- DATA PROVIDED:

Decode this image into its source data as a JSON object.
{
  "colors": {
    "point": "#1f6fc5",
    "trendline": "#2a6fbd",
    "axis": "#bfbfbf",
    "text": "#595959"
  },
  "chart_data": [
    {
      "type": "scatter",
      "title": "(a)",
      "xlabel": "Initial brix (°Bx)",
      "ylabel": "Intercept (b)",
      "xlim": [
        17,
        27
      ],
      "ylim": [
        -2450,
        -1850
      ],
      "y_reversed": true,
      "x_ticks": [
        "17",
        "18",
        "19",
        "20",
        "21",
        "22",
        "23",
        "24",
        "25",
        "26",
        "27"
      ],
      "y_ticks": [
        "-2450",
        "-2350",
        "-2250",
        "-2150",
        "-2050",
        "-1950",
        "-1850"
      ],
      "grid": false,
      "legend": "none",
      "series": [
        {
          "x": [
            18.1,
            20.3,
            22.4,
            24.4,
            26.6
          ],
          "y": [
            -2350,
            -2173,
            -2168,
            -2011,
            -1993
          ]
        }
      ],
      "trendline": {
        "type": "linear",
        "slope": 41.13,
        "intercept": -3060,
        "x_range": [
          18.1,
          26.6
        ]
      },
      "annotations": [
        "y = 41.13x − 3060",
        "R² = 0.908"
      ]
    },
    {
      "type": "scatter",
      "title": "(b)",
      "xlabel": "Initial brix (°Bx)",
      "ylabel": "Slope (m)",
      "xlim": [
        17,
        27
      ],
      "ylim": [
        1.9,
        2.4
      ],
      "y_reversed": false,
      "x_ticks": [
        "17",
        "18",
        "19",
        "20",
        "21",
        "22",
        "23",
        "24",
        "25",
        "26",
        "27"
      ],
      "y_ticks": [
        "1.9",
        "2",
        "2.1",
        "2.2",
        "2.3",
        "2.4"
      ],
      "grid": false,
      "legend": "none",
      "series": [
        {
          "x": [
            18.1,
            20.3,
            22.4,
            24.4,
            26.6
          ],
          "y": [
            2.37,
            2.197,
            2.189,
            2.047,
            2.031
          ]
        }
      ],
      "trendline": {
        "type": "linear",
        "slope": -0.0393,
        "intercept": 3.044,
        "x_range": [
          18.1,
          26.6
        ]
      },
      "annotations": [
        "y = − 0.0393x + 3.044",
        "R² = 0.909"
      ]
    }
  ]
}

- DIRECTION: Write out every record verbatim.

- SOLUTION FOR THIS PROBLEM:
Decode this image into its source data as a JSON object.
{
  "colors": {
    "point": "#1f6fc5",
    "trendline": "#2a6fbd",
    "axis": "#bfbfbf",
    "text": "#595959"
  },
  "chart_data": [
    {
      "type": "scatter",
      "title": "(a)",
      "xlabel": "Initial brix (°Bx)",
      "ylabel": "Intercept (b)",
      "xlim": [
        17,
        27
      ],
      "ylim": [
        -2450,
        -1850
      ],
      "y_reversed": true,
      "x_ticks": [
        "17",
        "18",
        "19",
        "20",
        "21",
        "22",
        "23",
        "24",
        "25",
        "26",
        "27"
      ],
      "y_ticks": [
        "-2450",
        "-2350",
        "-2250",
        "-2150",
        "-2050",
        "-1950",
        "-1850"
      ],
      "grid": false,
      "legend": "none",
      "series": [
        {
          "x": [
            18.1,
            20.3,
            22.4,
            24.4,
            26.6
          ],
          "y": [
            -2350,
            -2173,
            -2168,
            -2011,
            -1993
          ]
        }
      ],
      "trendline": {
        "type": "linear",
        "slope": 41.13,
        "intercept": -3060,
        "x_range": [
          18.1,
          26.6
        ]
      },
      "annotations": [
        "y = 41.13x − 3060",
        "R² = 0.908"
      ]
    },
    {
      "type": "scatter",
      "title": "(b)",
      "xlabel": "Initial brix (°Bx)",
      "ylabel": "Slope (m)",
      "xlim": [
        17,
        27
      ],
      "ylim": [
        1.9,
        2.4
      ],
      "y_reversed": false,
      "x_ticks": [
        "17",
        "18",
        "19",
        "20",
        "21",
        "22",
        "23",
        "24",
        "25",
        "26",
        "27"
      ],
      "y_ticks": [
        "1.9",
        "2",
        "2.1",
        "2.2",
        "2.3",
        "2.4"
      ],
      "grid": false,
      "legend": "none",
      "series": [
        {
          "x": [
            18.1,
            20.3,
            22.4,
            24.4,
            26.6
          ],
          "y": [
            2.37,
            2.197,
            2.189,
            2.047,
            2.031
          ]
        }
      ],
      "trendline": {
        "type": "linear",
        "slope": -0.0393,
        "intercept": 3.044,
        "x_range": [
          18.1,
          26.6
        ]
      },
      "annotations": [
        "y = − 0.0393x + 3.044",
        "R² = 0.909"
      ]
    }
  ]
}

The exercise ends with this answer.